Work to do: Transcribe each record exactly. Include every one.

Data to process:
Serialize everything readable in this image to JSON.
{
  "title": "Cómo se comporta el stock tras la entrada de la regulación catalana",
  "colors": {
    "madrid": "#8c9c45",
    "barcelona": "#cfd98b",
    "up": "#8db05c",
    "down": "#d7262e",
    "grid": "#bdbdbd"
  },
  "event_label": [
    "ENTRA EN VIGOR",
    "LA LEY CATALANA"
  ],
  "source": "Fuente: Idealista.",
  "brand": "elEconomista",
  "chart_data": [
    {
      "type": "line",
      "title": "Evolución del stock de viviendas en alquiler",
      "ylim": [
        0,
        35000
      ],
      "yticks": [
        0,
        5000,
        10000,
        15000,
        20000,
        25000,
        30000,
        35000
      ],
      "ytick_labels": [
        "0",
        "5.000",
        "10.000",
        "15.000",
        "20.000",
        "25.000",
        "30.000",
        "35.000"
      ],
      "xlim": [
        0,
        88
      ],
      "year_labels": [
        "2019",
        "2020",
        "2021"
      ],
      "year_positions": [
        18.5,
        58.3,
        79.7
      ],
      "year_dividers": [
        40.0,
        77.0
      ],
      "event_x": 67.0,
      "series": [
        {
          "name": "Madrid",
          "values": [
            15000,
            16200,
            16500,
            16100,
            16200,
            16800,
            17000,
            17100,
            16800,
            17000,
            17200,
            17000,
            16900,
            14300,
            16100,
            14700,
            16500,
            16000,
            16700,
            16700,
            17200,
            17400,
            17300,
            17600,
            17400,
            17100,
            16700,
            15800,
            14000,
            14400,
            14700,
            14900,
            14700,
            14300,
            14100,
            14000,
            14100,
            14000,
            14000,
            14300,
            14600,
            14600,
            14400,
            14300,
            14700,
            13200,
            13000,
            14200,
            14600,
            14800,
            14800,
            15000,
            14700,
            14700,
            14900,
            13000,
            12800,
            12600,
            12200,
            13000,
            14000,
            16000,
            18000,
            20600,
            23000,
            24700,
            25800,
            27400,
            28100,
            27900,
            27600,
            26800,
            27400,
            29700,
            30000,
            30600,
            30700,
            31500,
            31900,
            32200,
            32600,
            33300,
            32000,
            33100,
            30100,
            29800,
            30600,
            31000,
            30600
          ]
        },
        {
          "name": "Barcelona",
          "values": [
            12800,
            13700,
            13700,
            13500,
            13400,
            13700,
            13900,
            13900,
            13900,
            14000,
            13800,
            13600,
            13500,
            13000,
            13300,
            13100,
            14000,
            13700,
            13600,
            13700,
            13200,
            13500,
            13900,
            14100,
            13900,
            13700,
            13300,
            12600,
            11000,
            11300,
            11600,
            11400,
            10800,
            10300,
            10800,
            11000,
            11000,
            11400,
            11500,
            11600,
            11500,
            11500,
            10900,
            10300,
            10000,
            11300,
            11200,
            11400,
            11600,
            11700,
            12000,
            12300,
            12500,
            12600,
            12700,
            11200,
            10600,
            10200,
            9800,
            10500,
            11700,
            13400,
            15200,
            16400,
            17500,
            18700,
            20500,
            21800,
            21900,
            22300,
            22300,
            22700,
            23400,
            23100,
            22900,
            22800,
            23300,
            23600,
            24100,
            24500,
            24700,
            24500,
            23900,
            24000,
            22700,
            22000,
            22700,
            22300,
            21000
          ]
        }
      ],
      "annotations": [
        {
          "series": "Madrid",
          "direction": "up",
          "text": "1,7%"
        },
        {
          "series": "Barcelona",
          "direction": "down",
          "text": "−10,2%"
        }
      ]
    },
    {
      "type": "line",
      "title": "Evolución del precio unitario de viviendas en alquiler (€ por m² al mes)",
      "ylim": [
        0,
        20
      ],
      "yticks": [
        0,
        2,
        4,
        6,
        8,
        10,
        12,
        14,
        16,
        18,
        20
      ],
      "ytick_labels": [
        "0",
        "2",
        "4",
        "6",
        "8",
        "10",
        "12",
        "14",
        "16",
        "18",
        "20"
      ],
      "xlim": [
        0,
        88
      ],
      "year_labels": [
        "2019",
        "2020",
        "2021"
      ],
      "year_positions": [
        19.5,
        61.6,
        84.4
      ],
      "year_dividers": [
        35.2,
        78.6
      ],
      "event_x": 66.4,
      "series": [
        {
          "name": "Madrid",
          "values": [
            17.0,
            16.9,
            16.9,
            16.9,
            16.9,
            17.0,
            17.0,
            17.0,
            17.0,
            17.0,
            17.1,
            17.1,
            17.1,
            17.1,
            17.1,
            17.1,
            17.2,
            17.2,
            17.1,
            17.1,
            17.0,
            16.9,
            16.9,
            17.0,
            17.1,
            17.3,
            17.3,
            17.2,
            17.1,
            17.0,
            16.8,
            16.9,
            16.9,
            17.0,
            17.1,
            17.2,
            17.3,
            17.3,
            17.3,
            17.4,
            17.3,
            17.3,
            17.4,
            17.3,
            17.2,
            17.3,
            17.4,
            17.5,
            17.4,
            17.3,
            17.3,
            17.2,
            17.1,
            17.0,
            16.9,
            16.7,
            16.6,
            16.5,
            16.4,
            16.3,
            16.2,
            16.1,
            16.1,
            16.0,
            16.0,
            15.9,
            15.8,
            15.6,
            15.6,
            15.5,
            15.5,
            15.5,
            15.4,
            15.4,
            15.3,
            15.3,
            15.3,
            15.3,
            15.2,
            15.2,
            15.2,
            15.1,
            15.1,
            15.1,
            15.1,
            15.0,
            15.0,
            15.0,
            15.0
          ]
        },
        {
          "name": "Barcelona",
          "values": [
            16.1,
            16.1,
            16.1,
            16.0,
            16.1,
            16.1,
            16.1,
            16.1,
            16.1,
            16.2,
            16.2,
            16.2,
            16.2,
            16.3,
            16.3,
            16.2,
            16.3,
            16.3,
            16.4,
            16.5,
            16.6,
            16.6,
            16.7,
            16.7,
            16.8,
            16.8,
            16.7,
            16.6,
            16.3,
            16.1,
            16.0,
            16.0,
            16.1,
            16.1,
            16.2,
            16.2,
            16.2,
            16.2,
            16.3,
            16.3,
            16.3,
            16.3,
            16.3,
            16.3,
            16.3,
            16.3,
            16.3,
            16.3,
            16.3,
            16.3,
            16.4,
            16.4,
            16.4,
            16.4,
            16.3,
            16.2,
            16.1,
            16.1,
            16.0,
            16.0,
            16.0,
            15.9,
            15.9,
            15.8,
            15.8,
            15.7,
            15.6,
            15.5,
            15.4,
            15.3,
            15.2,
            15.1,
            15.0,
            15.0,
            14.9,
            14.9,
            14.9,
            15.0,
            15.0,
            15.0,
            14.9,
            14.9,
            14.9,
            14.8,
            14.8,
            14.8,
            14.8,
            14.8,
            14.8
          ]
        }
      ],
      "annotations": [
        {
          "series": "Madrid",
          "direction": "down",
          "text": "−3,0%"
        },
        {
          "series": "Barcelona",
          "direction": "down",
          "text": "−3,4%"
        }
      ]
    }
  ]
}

Final answer:
Serialize everything readable in this image to JSON.
{
  "title": "Cómo se comporta el stock tras la entrada de la regulación catalana",
  "colors": {
    "madrid": "#8c9c45",
    "barcelona": "#cfd98b",
    "up": "#8db05c",
    "down": "#d7262e",
    "grid": "#bdbdbd"
  },
  "event_label": [
    "ENTRA EN VIGOR",
    "LA LEY CATALANA"
  ],
  "source": "Fuente: Idealista.",
  "brand": "elEconomista",
  "chart_data": [
    {
      "type": "line",
      "title": "Evolución del stock de viviendas en alquiler",
      "ylim": [
        0,
        35000
      ],
      "yticks": [
        0,
        5000,
        10000,
        15000,
        20000,
        25000,
        30000,
        35000
      ],
      "ytick_labels": [
        "0",
        "5.000",
        "10.000",
        "15.000",
        "20.000",
        "25.000",
        "30.000",
        "35.000"
      ],
      "xlim": [
        0,
        88
      ],
      "year_labels": [
        "2019",
        "2020",
        "2021"
      ],
      "year_positions": [
        18.5,
        58.3,
        79.7
      ],
      "year_dividers": [
        40.0,
        77.0
      ],
      "event_x": 67.0,
      "series": [
        {
          "name": "Madrid",
          "values": [
            15000,
            16200,
            16500,
            16100,
            16200,
            16800,
            17000,
            17100,
            16800,
            17000,
            17200,
            17000,
            16900,
            14300,
            16100,
            14700,
            16500,
            16000,
            16700,
            16700,
            17200,
            17400,
            17300,
            17600,
            17400,
            17100,
            16700,
            15800,
            14000,
            14400,
            14700,
            14900,
            14700,
            14300,
            14100,
            14000,
            14100,
            14000,
            14000,
            14300,
            14600,
            14600,
            14400,
            14300,
            14700,
            13200,
            13000,
            14200,
            14600,
            14800,
            14800,
            15000,
            14700,
            14700,
            14900,
            13000,
            12800,
            12600,
            12200,
            13000,
            14000,
            16000,
            18000,
            20600,
            23000,
            24700,
            25800,
            27400,
            28100,
            27900,
            27600,
            26800,
            27400,
            29700,
            30000,
            30600,
            30700,
            31500,
            31900,
            32200,
            32600,
            33300,
            32000,
            33100,
            30100,
            29800,
            30600,
            31000,
            30600
          ]
        },
        {
          "name": "Barcelona",
          "values": [
            12800,
            13700,
            13700,
            13500,
            13400,
            13700,
            13900,
            13900,
            13900,
            14000,
            13800,
            13600,
            13500,
            13000,
            13300,
            13100,
            14000,
            13700,
            13600,
            13700,
            13200,
            13500,
            13900,
            14100,
            13900,
            13700,
            13300,
            12600,
            11000,
            11300,
            11600,
            11400,
            10800,
            10300,
            10800,
            11000,
            11000,
            11400,
            11500,
            11600,
            11500,
            11500,
            10900,
            10300,
            10000,
            11300,
            11200,
            11400,
            11600,
            11700,
            12000,
            12300,
            12500,
            12600,
            12700,
            11200,
            10600,
            10200,
            9800,
            10500,
            11700,
            13400,
            15200,
            16400,
            17500,
            18700,
            20500,
            21800,
            21900,
            22300,
            22300,
            22700,
            23400,
            23100,
            22900,
            22800,
            23300,
            23600,
            24100,
            24500,
            24700,
            24500,
            23900,
            24000,
            22700,
            22000,
            22700,
            22300,
            21000
          ]
        }
      ],
      "annotations": [
        {
          "series": "Madrid",
          "direction": "up",
          "text": "1,7%"
        },
        {
          "series": "Barcelona",
          "direction": "down",
          "text": "−10,2%"
        }
      ]
    },
    {
      "type": "line",
      "title": "Evolución del precio unitario de viviendas en alquiler (€ por m² al mes)",
      "ylim": [
        0,
        20
      ],
      "yticks": [
        0,
        2,
        4,
        6,
        8,
        10,
        12,
        14,
        16,
        18,
        20
      ],
      "ytick_labels": [
        "0",
        "2",
        "4",
        "6",
        "8",
        "10",
        "12",
        "14",
        "16",
        "18",
        "20"
      ],
      "xlim": [
        0,
        88
      ],
      "year_labels": [
        "2019",
        "2020",
        "2021"
      ],
      "year_positions": [
        19.5,
        61.6,
        84.4
      ],
      "year_dividers": [
        35.2,
        78.6
      ],
      "event_x": 66.4,
      "series": [
        {
          "name": "Madrid",
          "values": [
            17.0,
            16.9,
            16.9,
            16.9,
            16.9,
            17.0,
            17.0,
            17.0,
            17.0,
            17.0,
            17.1,
            17.1,
            17.1,
            17.1,
            17.1,
            17.1,
            17.2,
            17.2,
            17.1,
            17.1,
            17.0,
            16.9,
            16.9,
            17.0,
            17.1,
            17.3,
            17.3,
            17.2,
            17.1,
            17.0,
            16.8,
            16.9,
            16.9,
            17.0,
            17.1,
            17.2,
            17.3,
            17.3,
            17.3,
            17.4,
            17.3,
            17.3,
            17.4,
            17.3,
            17.2,
            17.3,
            17.4,
            17.5,
            17.4,
            17.3,
            17.3,
            17.2,
            17.1,
            17.0,
            16.9,
            16.7,
            16.6,
            16.5,
            16.4,
            16.3,
            16.2,
            16.1,
            16.1,
            16.0,
            16.0,
            15.9,
            15.8,
            15.6,
            15.6,
            15.5,
            15.5,
            15.5,
            15.4,
            15.4,
            15.3,
            15.3,
            15.3,
            15.3,
            15.2,
            15.2,
            15.2,
            15.1,
            15.1,
            15.1,
            15.1,
            15.0,
            15.0,
            15.0,
            15.0
          ]
        },
        {
          "name": "Barcelona",
          "values": [
            16.1,
            16.1,
            16.1,
            16.0,
            16.1,
            16.1,
            16.1,
            16.1,
            16.1,
            16.2,
            16.2,
            16.2,
            16.2,
            16.3,
            16.3,
            16.2,
            16.3,
            16.3,
            16.4,
            16.5,
            16.6,
            16.6,
            16.7,
            16.7,
            16.8,
            16.8,
            16.7,
            16.6,
            16.3,
            16.1,
            16.0,
            16.0,
            16.1,
            16.1,
            16.2,
            16.2,
            16.2,
            16.2,
            16.3,
            16.3,
            16.3,
            16.3,
            16.3,
            16.3,
            16.3,
            16.3,
            16.3,
            16.3,
            16.3,
            16.3,
            16.4,
            16.4,
            16.4,
            16.4,
            16.3,
            16.2,
            16.1,
            16.1,
            16.0,
            16.0,
            16.0,
            15.9,
            15.9,
            15.8,
            15.8,
            15.7,
            15.6,
            15.5,
            15.4,
            15.3,
            15.2,
            15.1,
            15.0,
            15.0,
            14.9,
            14.9,
            14.9,
            15.0,
            15.0,
            15.0,
            14.9,
            14.9,
            14.9,
            14.8,
            14.8,
            14.8,
            14.8,
            14.8,
            14.8
          ]
        }
      ],
      "annotations": [
        {
          "series": "Madrid",
          "direction": "down",
          "text": "−3,0%"
        },
        {
          "series": "Barcelona",
          "direction": "down",
          "text": "−3,4%"
        }
      ]
    }
  ]
}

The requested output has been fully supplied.